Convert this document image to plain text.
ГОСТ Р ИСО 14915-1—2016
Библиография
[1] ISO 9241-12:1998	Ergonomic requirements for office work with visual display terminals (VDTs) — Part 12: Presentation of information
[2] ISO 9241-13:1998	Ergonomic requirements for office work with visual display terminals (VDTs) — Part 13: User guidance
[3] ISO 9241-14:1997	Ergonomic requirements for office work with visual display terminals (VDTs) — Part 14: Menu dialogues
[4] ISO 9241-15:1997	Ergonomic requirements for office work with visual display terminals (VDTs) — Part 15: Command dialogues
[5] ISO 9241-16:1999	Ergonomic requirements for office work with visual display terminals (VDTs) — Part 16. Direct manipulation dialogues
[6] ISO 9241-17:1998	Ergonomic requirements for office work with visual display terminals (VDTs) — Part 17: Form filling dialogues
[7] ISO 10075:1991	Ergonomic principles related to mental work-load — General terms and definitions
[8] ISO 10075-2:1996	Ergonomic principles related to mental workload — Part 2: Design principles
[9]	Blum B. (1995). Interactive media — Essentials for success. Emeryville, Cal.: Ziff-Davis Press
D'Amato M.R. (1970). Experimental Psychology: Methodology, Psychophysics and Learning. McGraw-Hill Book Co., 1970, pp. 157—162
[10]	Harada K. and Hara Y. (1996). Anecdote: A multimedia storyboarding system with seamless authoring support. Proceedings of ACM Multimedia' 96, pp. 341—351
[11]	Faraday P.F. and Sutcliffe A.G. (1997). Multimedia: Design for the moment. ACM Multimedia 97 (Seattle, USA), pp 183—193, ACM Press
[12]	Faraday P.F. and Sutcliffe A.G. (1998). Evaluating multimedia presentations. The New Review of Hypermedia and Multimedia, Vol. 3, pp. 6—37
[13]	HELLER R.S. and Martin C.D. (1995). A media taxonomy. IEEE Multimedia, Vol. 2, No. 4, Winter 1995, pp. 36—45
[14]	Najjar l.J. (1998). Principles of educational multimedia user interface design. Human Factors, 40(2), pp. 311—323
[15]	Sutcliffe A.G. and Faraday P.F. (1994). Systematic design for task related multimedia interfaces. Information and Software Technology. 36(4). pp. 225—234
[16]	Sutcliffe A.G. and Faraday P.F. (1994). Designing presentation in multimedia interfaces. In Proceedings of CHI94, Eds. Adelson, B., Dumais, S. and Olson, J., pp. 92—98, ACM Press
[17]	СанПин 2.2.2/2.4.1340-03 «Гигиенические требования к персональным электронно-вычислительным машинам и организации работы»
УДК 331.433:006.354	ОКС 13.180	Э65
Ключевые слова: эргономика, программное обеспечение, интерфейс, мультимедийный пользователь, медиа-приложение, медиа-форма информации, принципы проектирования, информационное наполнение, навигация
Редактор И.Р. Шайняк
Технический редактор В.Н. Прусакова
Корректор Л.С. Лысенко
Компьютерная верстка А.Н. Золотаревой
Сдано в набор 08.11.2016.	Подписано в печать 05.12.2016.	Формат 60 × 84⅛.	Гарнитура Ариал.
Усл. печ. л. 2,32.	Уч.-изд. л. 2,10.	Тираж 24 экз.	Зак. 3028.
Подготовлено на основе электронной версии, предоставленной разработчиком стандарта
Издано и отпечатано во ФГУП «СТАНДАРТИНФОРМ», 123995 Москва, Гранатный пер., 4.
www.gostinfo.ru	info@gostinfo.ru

Goal – Pick out, from the lines above, every one that contains the string "Press".

Solution to this exercise –
[9]	Blum B. (1995). Interactive media — Essentials for success. Emeryville, Cal.: Ziff-Davis Press
[11]	Faraday P.F. and Sutcliffe A.G. (1997). Multimedia: Design for the moment. ACM Multimedia 97 (Seattle, USA), pp 183—193, ACM Press
[16]	Sutcliffe A.G. and Faraday P.F. (1994). Designing presentation in multimedia interfaces. In Proceedings of CHI94, Eds. Adelson, B., Dumais, S. and Olson, J., pp. 92—98, ACM Press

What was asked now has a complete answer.